_Exercise directions_
Every line of the data must be copied exactly.

_Record list_
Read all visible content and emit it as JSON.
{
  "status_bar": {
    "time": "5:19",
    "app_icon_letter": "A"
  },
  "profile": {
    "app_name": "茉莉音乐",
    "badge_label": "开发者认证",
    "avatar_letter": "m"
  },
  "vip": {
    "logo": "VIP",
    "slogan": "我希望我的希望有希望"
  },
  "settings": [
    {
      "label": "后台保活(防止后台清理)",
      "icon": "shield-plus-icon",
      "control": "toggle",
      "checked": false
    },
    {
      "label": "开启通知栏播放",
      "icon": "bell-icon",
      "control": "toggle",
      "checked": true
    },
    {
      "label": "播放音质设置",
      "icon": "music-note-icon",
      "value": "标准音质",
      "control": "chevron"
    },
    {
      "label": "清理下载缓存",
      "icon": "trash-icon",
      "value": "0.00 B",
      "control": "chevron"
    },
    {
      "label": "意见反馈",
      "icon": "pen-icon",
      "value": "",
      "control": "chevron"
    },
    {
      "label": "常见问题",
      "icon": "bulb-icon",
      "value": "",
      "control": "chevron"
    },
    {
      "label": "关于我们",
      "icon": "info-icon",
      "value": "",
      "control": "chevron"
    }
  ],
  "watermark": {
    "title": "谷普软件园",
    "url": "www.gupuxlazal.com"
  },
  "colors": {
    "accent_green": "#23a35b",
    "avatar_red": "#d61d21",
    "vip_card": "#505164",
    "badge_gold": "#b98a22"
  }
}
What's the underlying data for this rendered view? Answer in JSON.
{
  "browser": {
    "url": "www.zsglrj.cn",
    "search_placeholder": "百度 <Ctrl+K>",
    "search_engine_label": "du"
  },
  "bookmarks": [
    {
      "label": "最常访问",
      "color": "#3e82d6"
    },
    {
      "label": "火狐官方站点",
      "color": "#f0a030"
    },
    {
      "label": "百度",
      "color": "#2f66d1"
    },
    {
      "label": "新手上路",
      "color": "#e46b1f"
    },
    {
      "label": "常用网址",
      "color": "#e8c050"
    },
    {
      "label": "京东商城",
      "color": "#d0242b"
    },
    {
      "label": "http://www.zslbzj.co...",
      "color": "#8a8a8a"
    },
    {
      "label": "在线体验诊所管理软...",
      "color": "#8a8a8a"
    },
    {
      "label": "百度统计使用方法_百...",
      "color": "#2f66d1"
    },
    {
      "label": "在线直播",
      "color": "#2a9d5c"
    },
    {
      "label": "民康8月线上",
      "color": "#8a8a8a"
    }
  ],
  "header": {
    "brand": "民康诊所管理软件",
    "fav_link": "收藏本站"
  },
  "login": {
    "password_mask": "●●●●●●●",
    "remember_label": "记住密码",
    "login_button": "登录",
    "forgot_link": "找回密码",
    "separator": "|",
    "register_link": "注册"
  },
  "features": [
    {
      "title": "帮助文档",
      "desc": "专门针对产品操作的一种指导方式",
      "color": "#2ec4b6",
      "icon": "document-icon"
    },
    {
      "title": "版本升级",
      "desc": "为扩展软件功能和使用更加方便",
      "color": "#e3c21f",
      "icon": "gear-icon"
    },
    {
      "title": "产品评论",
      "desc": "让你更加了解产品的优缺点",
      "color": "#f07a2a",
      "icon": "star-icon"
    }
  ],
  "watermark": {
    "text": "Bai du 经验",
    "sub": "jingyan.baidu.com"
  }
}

_The completed task_
Read all visible content and emit it as JSON.
{
  "status_bar": {
    "time": "5:19",
    "app_icon_letter": "A"
  },
  "profile": {
    "app_name": "茉莉音乐",
    "badge_label": "开发者认证",
    "avatar_letter": "m"
  },
  "vip": {
    "logo": "VIP",
    "slogan": "我希望我的希望有希望"
  },
  "settings": [
    {
      "label": "后台保活(防止后台清理)",
      "icon": "shield-plus-icon",
      "control": "toggle",
      "checked": false
    },
    {
      "label": "开启通知栏播放",
      "icon": "bell-icon",
      "control": "toggle",
      "checked": true
    },
    {
      "label": "播放音质设置",
      "icon": "music-note-icon",
      "value": "标准音质",
      "control": "chevron"
    },
    {
      "label": "清理下载缓存",
      "icon": "trash-icon",
      "value": "0.00 B",
      "control": "chevron"
    },
    {
      "label": "意见反馈",
      "icon": "pen-icon",
      "value": "",
      "control": "chevron"
    },
    {
      "label": "常见问题",
      "icon": "bulb-icon",
      "value": "",
      "control": "chevron"
    },
    {
      "label": "关于我们",
      "icon": "info-icon",
      "value": "",
      "control": "chevron"
    }
  ],
  "watermark": {
    "title": "谷普软件园",
    "url": "www.gupuxlazal.com"
  },
  "colors": {
    "accent_green": "#23a35b",
    "avatar_red": "#d61d21",
    "vip_card": "#505164",
    "badge_gold": "#b98a22"
  }
}
What's the underlying data for this rendered view? Answer in JSON.
{
  "browser": {
    "url": "www.zsglrj.cn",
    "search_placeholder": "百度 <Ctrl+K>",
    "search_engine_label": "du"
  },
  "bookmarks": [
    {
      "label": "最常访问",
      "color": "#3e82d6"
    },
    {
      "label": "火狐官方站点",
      "color": "#f0a030"
    },
    {
      "label": "百度",
      "color": "#2f66d1"
    },
    {
      "label": "新手上路",
      "color": "#e46b1f"
    },
    {
      "label": "常用网址",
      "color": "#e8c050"
    },
    {
      "label": "京东商城",
      "color": "#d0242b"
    },
    {
      "label": "http://www.zslbzj.co...",
      "color": "#8a8a8a"
    },
    {
      "label": "在线体验诊所管理软...",
      "color": "#8a8a8a"
    },
    {
      "label": "百度统计使用方法_百...",
      "color": "#2f66d1"
    },
    {
      "label": "在线直播",
      "color": "#2a9d5c"
    },
    {
      "label": "民康8月线上",
      "color": "#8a8a8a"
    }
  ],
  "header": {
    "brand": "民康诊所管理软件",
    "fav_link": "收藏本站"
  },
  "login": {
    "password_mask": "●●●●●●●",
    "remember_label": "记住密码",
    "login_button": "登录",
    "forgot_link": "找回密码",
    "separator": "|",
    "register_link": "注册"
  },
  "features": [
    {
      "title": "帮助文档",
      "desc": "专门针对产品操作的一种指导方式",
      "color": "#2ec4b6",
      "icon": "document-icon"
    },
    {
      "title": "版本升级",
      "desc": "为扩展软件功能和使用更加方便",
      "color": "#e3c21f",
      "icon": "gear-icon"
    },
    {
      "title": "产品评论",
      "desc": "让你更加了解产品的优缺点",
      "color": "#f07a2a",
      "icon": "star-icon"
    }
  ],
  "watermark": {
    "text": "Bai du 经验",
    "sub": "jingyan.baidu.com"
  }
}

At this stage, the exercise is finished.